## CHALLENGE
Copy out every line of the data exactly.

____ DATASET CONTENT

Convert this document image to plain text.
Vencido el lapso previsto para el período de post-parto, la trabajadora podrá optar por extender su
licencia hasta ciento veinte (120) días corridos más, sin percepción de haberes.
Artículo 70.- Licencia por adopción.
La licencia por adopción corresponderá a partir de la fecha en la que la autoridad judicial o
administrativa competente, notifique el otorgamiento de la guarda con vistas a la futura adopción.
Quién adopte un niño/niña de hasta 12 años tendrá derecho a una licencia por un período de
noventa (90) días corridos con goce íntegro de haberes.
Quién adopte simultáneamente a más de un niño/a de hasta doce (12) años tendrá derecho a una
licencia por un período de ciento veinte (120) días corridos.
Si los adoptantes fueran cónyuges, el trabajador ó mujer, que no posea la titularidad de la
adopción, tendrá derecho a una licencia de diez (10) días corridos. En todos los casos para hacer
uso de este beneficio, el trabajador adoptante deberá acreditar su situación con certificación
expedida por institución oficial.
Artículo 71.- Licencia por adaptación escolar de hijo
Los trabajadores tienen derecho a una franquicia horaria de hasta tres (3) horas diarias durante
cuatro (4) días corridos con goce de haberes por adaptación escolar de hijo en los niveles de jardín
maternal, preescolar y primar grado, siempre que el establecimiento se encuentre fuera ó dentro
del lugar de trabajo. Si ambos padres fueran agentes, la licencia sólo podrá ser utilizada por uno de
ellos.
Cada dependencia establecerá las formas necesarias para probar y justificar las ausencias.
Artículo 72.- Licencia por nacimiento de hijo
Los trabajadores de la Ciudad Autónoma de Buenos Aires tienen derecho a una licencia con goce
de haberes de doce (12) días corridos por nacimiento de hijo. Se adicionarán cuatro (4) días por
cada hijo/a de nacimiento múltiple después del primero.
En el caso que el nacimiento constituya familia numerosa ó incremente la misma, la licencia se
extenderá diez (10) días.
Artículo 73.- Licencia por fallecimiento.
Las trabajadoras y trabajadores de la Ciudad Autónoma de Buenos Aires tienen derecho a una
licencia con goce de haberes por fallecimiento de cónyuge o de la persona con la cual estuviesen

________

## RESPONSE FOR THIS EXERCISE
Convert this document image to plain text.
Vencido el lapso previsto para el período de post-parto, la trabajadora podrá optar por extender su
licencia hasta ciento veinte (120) días corridos más, sin percepción de haberes.
Artículo 70.- Licencia por adopción.
La licencia por adopción corresponderá a partir de la fecha en la que la autoridad judicial o
administrativa competente, notifique el otorgamiento de la guarda con vistas a la futura adopción.
Quién adopte un niño/niña de hasta 12 años tendrá derecho a una licencia por un período de
noventa (90) días corridos con goce íntegro de haberes.
Quién adopte simultáneamente a más de un niño/a de hasta doce (12) años tendrá derecho a una
licencia por un período de ciento veinte (120) días corridos.
Si los adoptantes fueran cónyuges, el trabajador ó mujer, que no posea la titularidad de la
adopción, tendrá derecho a una licencia de diez (10) días corridos. En todos los casos para hacer
uso de este beneficio, el trabajador adoptante deberá acreditar su situación con certificación
expedida por institución oficial.
Artículo 71.- Licencia por adaptación escolar de hijo
Los trabajadores tienen derecho a una franquicia horaria de hasta tres (3) horas diarias durante
cuatro (4) días corridos con goce de haberes por adaptación escolar de hijo en los niveles de jardín
maternal, preescolar y primar grado, siempre que el establecimiento se encuentre fuera ó dentro
del lugar de trabajo. Si ambos padres fueran agentes, la licencia sólo podrá ser utilizada por uno de
ellos.
Cada dependencia establecerá las formas necesarias para probar y justificar las ausencias.
Artículo 72.- Licencia por nacimiento de hijo
Los trabajadores de la Ciudad Autónoma de Buenos Aires tienen derecho a una licencia con goce
de haberes de doce (12) días corridos por nacimiento de hijo. Se adicionarán cuatro (4) días por
cada hijo/a de nacimiento múltiple después del primero.
En el caso que el nacimiento constituya familia numerosa ó incremente la misma, la licencia se
extenderá diez (10) días.
Artículo 73.- Licencia por fallecimiento.
Las trabajadoras y trabajadores de la Ciudad Autónoma de Buenos Aires tienen derecho a una
licencia con goce de haberes por fallecimiento de cónyuge o de la persona con la cual estuviesen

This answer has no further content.